> **TASK TO CARRY OUT**: The entries below contain pictures. Retype everything except those pictures, exactly as given.

> **RECORDS PROVIDED**:
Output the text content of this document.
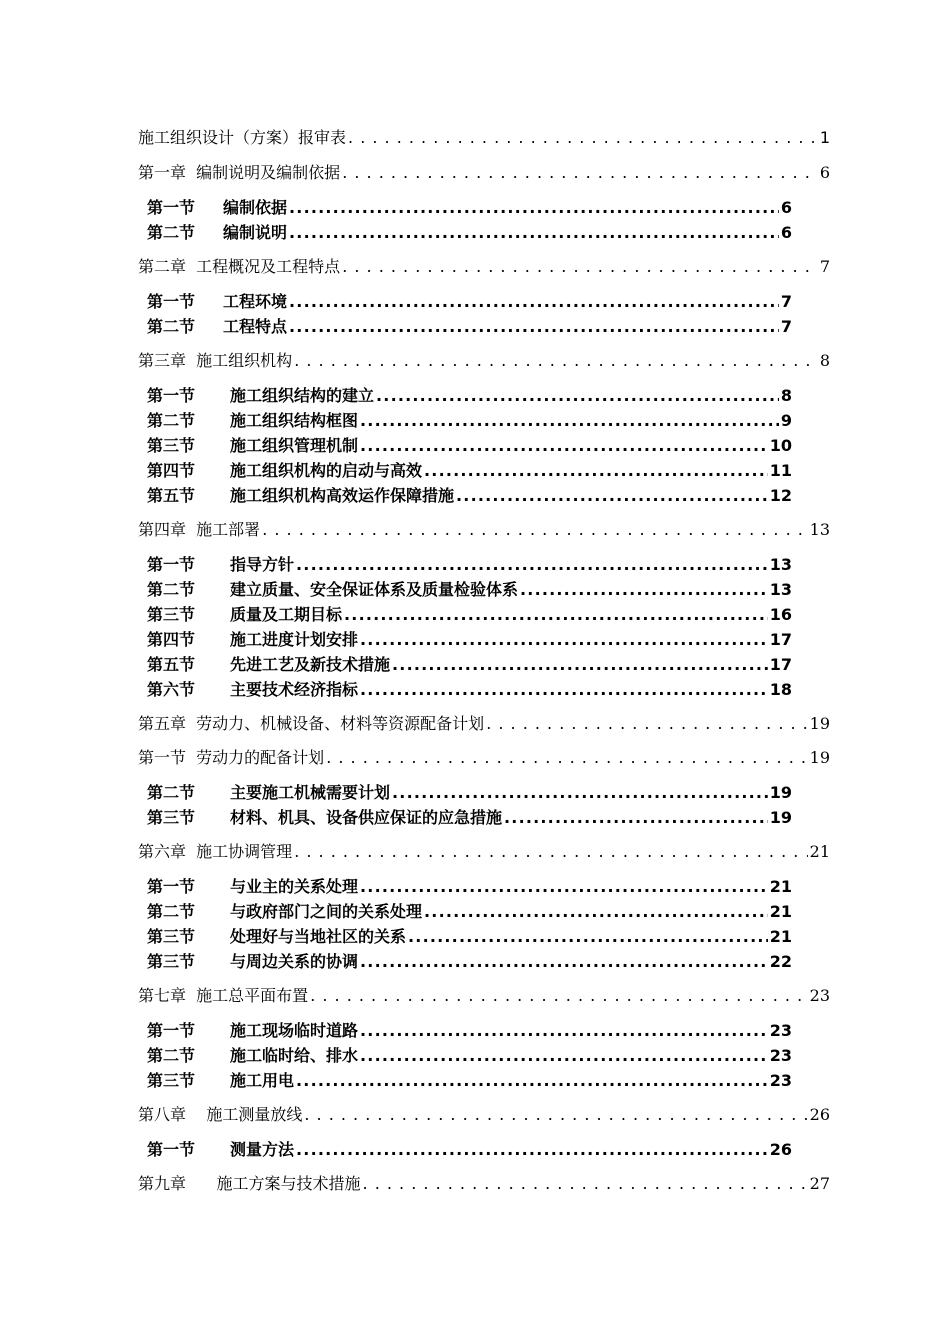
施工组织设计（方案）报审表 . . .	1
第一章  编制说明及编制依据 . . .	6
第一节	编制依据 .....	6
第二节	编制说明 .....	6
第二章  工程概况及工程特点 . . .	7
第一节	工程环境 .....	7
第二节	工程特点 .....	7
第三章  施工组织机构 . . .	8
第一节	施工组织结构的建立 .....	8
第二节	施工组织结构框图 .....	9
第三节	施工组织管理机制 .....	10
第四节	施工组织机构的启动与高效 .....	11
第五节	施工组织机构高效运作保障措施 .....	12
第四章  施工部署 . . .	13
第一节	指导方针 .....	13
第二节	建立质量、安全保证体系及质量检验体系 .....	13
第三节	质量及工期目标 .....	16
第四节	施工进度计划安排 .....	17
第五节	先进工艺及新技术措施 .....	17
第六节	主要技术经济指标 .....	18
第五章  劳动力、机械设备、材料等资源配备计划 . . .	19
第一节  劳动力的配备计划 . . .	19
第二节	主要施工机械需要计划 .....	19
第三节	材料、机具、设备供应保证的应急措施 .....	19
第六章  施工协调管理 . . .	21
第一节	与业主的关系处理 .....	21
第二节	与政府部门之间的关系处理 .....	21
第三节	处理好与当地社区的关系 .....	21
第三节	与周边关系的协调 .....	22
第七章  施工总平面布置 . . .	23
第一节	施工现场临时道路 .....	23
第二节	施工临时给、排水 .....	23
第三节	施工用电 .....	23
第八章    施工测量放线 . . .	26
第一节	测量方法 .....	26
第九章      施工方案与技术措施 . . .	27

> **FINISHED EXERCISE**:
Output the text content of this document.
施工组织设计（方案）报审表 . . .	1
第一章  编制说明及编制依据 . . .	6
第一节	编制依据 .....	6
第二节	编制说明 .....	6
第二章  工程概况及工程特点 . . .	7
第一节	工程环境 .....	7
第二节	工程特点 .....	7
第三章  施工组织机构 . . .	8
第一节	施工组织结构的建立 .....	8
第二节	施工组织结构框图 .....	9
第三节	施工组织管理机制 .....	10
第四节	施工组织机构的启动与高效 .....	11
第五节	施工组织机构高效运作保障措施 .....	12
第四章  施工部署 . . .	13
第一节	指导方针 .....	13
第二节	建立质量、安全保证体系及质量检验体系 .....	13
第三节	质量及工期目标 .....	16
第四节	施工进度计划安排 .....	17
第五节	先进工艺及新技术措施 .....	17
第六节	主要技术经济指标 .....	18
第五章  劳动力、机械设备、材料等资源配备计划 . . .	19
第一节  劳动力的配备计划 . . .	19
第二节	主要施工机械需要计划 .....	19
第三节	材料、机具、设备供应保证的应急措施 .....	19
第六章  施工协调管理 . . .	21
第一节	与业主的关系处理 .....	21
第二节	与政府部门之间的关系处理 .....	21
第三节	处理好与当地社区的关系 .....	21
第三节	与周边关系的协调 .....	22
第七章  施工总平面布置 . . .	23
第一节	施工现场临时道路 .....	23
第二节	施工临时给、排水 .....	23
第三节	施工用电 .....	23
第八章    施工测量放线 . . .	26
第一节	测量方法 .....	26
第九章      施工方案与技术措施 . . .	27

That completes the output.